__Instructions for the task__:
Exact reproduction is required for all entries.
________________________
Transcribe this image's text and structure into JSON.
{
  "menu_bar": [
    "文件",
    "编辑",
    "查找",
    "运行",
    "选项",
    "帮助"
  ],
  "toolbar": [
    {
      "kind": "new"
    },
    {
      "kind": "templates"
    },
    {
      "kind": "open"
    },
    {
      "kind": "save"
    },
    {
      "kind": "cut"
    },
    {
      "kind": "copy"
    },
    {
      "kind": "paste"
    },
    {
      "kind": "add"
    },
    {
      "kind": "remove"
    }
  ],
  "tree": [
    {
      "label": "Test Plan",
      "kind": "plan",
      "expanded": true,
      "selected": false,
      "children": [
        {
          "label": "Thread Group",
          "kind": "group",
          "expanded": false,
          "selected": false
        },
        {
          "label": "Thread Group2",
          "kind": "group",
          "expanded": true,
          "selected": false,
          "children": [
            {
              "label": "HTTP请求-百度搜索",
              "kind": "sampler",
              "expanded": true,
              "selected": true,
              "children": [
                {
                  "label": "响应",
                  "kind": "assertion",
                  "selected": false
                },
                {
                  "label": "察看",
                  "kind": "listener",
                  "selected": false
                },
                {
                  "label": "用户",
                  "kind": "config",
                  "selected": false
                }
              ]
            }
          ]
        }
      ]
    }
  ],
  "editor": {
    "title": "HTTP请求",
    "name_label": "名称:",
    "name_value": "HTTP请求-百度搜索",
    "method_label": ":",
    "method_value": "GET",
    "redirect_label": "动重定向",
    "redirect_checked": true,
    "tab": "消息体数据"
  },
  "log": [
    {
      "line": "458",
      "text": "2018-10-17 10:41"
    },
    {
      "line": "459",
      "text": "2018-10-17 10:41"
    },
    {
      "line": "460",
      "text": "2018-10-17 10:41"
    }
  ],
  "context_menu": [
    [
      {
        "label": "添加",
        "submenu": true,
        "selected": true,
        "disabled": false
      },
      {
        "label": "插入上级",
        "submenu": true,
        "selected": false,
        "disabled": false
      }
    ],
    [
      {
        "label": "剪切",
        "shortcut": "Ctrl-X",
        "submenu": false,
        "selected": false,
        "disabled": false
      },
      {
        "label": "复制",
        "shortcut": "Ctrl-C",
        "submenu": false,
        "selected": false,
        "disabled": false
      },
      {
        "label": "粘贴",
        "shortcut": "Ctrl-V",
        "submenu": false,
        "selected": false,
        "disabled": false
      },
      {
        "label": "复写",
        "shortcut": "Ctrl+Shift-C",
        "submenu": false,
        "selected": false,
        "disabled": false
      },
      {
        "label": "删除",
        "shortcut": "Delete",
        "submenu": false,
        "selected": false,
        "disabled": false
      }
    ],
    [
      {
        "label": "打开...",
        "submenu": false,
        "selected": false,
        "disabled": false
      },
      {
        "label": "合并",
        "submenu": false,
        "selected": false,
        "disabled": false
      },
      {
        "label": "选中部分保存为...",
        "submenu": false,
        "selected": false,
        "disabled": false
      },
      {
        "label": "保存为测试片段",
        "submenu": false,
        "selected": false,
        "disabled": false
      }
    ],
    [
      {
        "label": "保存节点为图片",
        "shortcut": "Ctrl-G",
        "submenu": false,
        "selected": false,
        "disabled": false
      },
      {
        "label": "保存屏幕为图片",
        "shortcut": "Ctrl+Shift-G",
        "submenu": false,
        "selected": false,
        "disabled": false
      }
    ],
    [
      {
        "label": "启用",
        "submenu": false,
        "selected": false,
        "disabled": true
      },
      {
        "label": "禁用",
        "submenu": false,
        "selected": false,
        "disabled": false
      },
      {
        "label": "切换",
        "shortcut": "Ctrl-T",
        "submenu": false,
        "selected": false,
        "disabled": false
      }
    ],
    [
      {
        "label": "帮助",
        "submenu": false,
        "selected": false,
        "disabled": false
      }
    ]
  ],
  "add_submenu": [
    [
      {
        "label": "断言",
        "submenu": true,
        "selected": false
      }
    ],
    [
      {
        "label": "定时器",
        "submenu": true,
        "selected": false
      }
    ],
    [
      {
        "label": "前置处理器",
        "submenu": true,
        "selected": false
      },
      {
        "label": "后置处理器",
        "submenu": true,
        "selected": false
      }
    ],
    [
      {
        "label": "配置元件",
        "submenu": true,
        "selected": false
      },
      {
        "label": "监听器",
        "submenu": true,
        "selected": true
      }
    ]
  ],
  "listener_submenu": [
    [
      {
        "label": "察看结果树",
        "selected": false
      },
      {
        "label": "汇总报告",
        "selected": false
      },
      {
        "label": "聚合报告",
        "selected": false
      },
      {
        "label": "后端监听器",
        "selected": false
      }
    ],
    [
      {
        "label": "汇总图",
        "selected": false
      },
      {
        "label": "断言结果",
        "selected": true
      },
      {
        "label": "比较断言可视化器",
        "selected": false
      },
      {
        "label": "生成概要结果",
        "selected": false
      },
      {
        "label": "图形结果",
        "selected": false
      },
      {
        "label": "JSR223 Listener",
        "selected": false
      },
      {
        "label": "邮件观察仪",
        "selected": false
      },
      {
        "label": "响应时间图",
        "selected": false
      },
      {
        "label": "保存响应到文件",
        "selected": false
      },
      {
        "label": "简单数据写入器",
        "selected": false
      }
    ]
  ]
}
________________________
__Complete output__:
Transcribe this image's text and structure into JSON.
{
  "menu_bar": [
    "文件",
    "编辑",
    "查找",
    "运行",
    "选项",
    "帮助"
  ],
  "toolbar": [
    {
      "kind": "new"
    },
    {
      "kind": "templates"
    },
    {
      "kind": "open"
    },
    {
      "kind": "save"
    },
    {
      "kind": "cut"
    },
    {
      "kind": "copy"
    },
    {
      "kind": "paste"
    },
    {
      "kind": "add"
    },
    {
      "kind": "remove"
    }
  ],
  "tree": [
    {
      "label": "Test Plan",
      "kind": "plan",
      "expanded": true,
      "selected": false,
      "children": [
        {
          "label": "Thread Group",
          "kind": "group",
          "expanded": false,
          "selected": false
        },
        {
          "label": "Thread Group2",
          "kind": "group",
          "expanded": true,
          "selected": false,
          "children": [
            {
              "label": "HTTP请求-百度搜索",
              "kind": "sampler",
              "expanded": true,
              "selected": true,
              "children": [
                {
                  "label": "响应",
                  "kind": "assertion",
                  "selected": false
                },
                {
                  "label": "察看",
                  "kind": "listener",
                  "selected": false
                },
                {
                  "label": "用户",
                  "kind": "config",
                  "selected": false
                }
              ]
            }
          ]
        }
      ]
    }
  ],
  "editor": {
    "title": "HTTP请求",
    "name_label": "名称:",
    "name_value": "HTTP请求-百度搜索",
    "method_label": ":",
    "method_value": "GET",
    "redirect_label": "动重定向",
    "redirect_checked": true,
    "tab": "消息体数据"
  },
  "log": [
    {
      "line": "458",
      "text": "2018-10-17 10:41"
    },
    {
      "line": "459",
      "text": "2018-10-17 10:41"
    },
    {
      "line": "460",
      "text": "2018-10-17 10:41"
    }
  ],
  "context_menu": [
    [
      {
        "label": "添加",
        "submenu": true,
        "selected": true,
        "disabled": false
      },
      {
        "label": "插入上级",
        "submenu": true,
        "selected": false,
        "disabled": false
      }
    ],
    [
      {
        "label": "剪切",
        "shortcut": "Ctrl-X",
        "submenu": false,
        "selected": false,
        "disabled": false
      },
      {
        "label": "复制",
        "shortcut": "Ctrl-C",
        "submenu": false,
        "selected": false,
        "disabled": false
      },
      {
        "label": "粘贴",
        "shortcut": "Ctrl-V",
        "submenu": false,
        "selected": false,
        "disabled": false
      },
      {
        "label": "复写",
        "shortcut": "Ctrl+Shift-C",
        "submenu": false,
        "selected": false,
        "disabled": false
      },
      {
        "label": "删除",
        "shortcut": "Delete",
        "submenu": false,
        "selected": false,
        "disabled": false
      }
    ],
    [
      {
        "label": "打开...",
        "submenu": false,
        "selected": false,
        "disabled": false
      },
      {
        "label": "合并",
        "submenu": false,
        "selected": false,
        "disabled": false
      },
      {
        "label": "选中部分保存为...",
        "submenu": false,
        "selected": false,
        "disabled": false
      },
      {
        "label": "保存为测试片段",
        "submenu": false,
        "selected": false,
        "disabled": false
      }
    ],
    [
      {
        "label": "保存节点为图片",
        "shortcut": "Ctrl-G",
        "submenu": false,
        "selected": false,
        "disabled": false
      },
      {
        "label": "保存屏幕为图片",
        "shortcut": "Ctrl+Shift-G",
        "submenu": false,
        "selected": false,
        "disabled": false
      }
    ],
    [
      {
        "label": "启用",
        "submenu": false,
        "selected": false,
        "disabled": true
      },
      {
        "label": "禁用",
        "submenu": false,
        "selected": false,
        "disabled": false
      },
      {
        "label": "切换",
        "shortcut": "Ctrl-T",
        "submenu": false,
        "selected": false,
        "disabled": false
      }
    ],
    [
      {
        "label": "帮助",
        "submenu": false,
        "selected": false,
        "disabled": false
      }
    ]
  ],
  "add_submenu": [
    [
      {
        "label": "断言",
        "submenu": true,
        "selected": false
      }
    ],
    [
      {
        "label": "定时器",
        "submenu": true,
        "selected": false
      }
    ],
    [
      {
        "label": "前置处理器",
        "submenu": true,
        "selected": false
      },
      {
        "label": "后置处理器",
        "submenu": true,
        "selected": false
      }
    ],
    [
      {
        "label": "配置元件",
        "submenu": true,
        "selected": false
      },
      {
        "label": "监听器",
        "submenu": true,
        "selected": true
      }
    ]
  ],
  "listener_submenu": [
    [
      {
        "label": "察看结果树",
        "selected": false
      },
      {
        "label": "汇总报告",
        "selected": false
      },
      {
        "label": "聚合报告",
        "selected": false
      },
      {
        "label": "后端监听器",
        "selected": false
      }
    ],
    [
      {
        "label": "汇总图",
        "selected": false
      },
      {
        "label": "断言结果",
        "selected": true
      },
      {
        "label": "比较断言可视化器",
        "selected": false
      },
      {
        "label": "生成概要结果",
        "selected": false
      },
      {
        "label": "图形结果",
        "selected": false
      },
      {
        "label": "JSR223 Listener",
        "selected": false
      },
      {
        "label": "邮件观察仪",
        "selected": false
      },
      {
        "label": "响应时间图",
        "selected": false
      },
      {
        "label": "保存响应到文件",
        "selected": false
      },
      {
        "label": "简单数据写入器",
        "selected": false
      }
    ]
  ]
}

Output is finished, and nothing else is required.